Task goal: The records that follow are to be repeated exactly, with the pictures removed.

Provided data:

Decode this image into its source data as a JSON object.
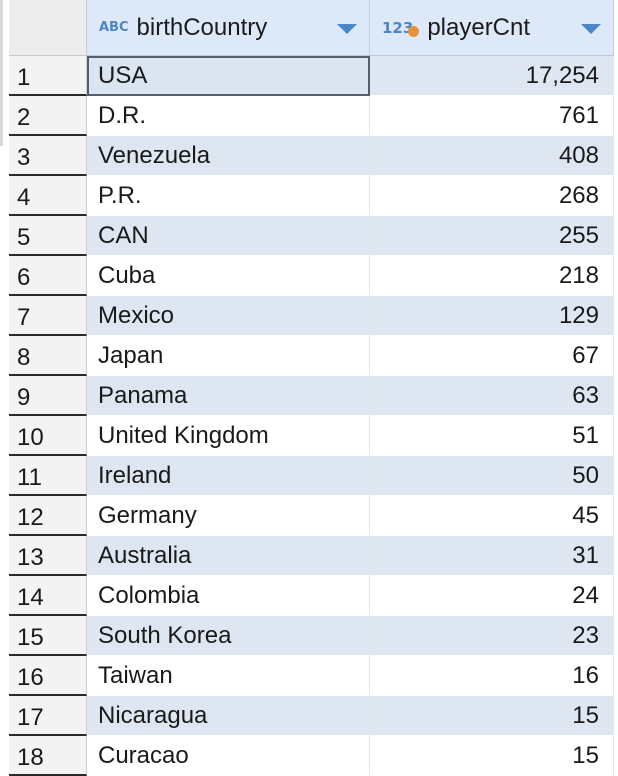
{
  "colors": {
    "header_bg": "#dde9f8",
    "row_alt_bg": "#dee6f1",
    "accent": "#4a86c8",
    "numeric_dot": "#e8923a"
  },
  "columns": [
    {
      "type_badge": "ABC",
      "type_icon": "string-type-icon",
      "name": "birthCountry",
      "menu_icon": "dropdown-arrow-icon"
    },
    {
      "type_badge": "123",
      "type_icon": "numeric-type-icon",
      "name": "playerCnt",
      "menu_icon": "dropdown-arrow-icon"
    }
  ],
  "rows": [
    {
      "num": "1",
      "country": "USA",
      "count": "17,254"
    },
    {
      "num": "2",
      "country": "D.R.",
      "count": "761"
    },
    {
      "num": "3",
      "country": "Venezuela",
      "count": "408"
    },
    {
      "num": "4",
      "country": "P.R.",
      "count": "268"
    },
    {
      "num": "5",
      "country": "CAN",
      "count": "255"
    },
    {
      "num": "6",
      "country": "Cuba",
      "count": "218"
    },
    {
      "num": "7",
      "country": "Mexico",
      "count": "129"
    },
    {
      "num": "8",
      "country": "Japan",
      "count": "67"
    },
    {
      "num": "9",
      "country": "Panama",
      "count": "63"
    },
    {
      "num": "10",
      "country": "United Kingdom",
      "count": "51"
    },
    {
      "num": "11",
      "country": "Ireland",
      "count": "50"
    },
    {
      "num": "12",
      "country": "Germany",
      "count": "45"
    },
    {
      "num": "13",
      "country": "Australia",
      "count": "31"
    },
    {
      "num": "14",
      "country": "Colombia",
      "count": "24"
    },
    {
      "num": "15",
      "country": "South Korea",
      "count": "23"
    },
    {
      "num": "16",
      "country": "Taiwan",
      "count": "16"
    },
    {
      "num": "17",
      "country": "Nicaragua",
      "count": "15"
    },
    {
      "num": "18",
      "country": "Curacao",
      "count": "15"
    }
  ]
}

Correct output:
Decode this image into its source data as a JSON object.
{
  "colors": {
    "header_bg": "#dde9f8",
    "row_alt_bg": "#dee6f1",
    "accent": "#4a86c8",
    "numeric_dot": "#e8923a"
  },
  "columns": [
    {
      "type_badge": "ABC",
      "type_icon": "string-type-icon",
      "name": "birthCountry",
      "menu_icon": "dropdown-arrow-icon"
    },
    {
      "type_badge": "123",
      "type_icon": "numeric-type-icon",
      "name": "playerCnt",
      "menu_icon": "dropdown-arrow-icon"
    }
  ],
  "rows": [
    {
      "num": "1",
      "country": "USA",
      "count": "17,254"
    },
    {
      "num": "2",
      "country": "D.R.",
      "count": "761"
    },
    {
      "num": "3",
      "country": "Venezuela",
      "count": "408"
    },
    {
      "num": "4",
      "country": "P.R.",
      "count": "268"
    },
    {
      "num": "5",
      "country": "CAN",
      "count": "255"
    },
    {
      "num": "6",
      "country": "Cuba",
      "count": "218"
    },
    {
      "num": "7",
      "country": "Mexico",
      "count": "129"
    },
    {
      "num": "8",
      "country": "Japan",
      "count": "67"
    },
    {
      "num": "9",
      "country": "Panama",
      "count": "63"
    },
    {
      "num": "10",
      "country": "United Kingdom",
      "count": "51"
    },
    {
      "num": "11",
      "country": "Ireland",
      "count": "50"
    },
    {
      "num": "12",
      "country": "Germany",
      "count": "45"
    },
    {
      "num": "13",
      "country": "Australia",
      "count": "31"
    },
    {
      "num": "14",
      "country": "Colombia",
      "count": "24"
    },
    {
      "num": "15",
      "country": "South Korea",
      "count": "23"
    },
    {
      "num": "16",
      "country": "Taiwan",
      "count": "16"
    },
    {
      "num": "17",
      "country": "Nicaragua",
      "count": "15"
    },
    {
      "num": "18",
      "country": "Curacao",
      "count": "15"
    }
  ]
}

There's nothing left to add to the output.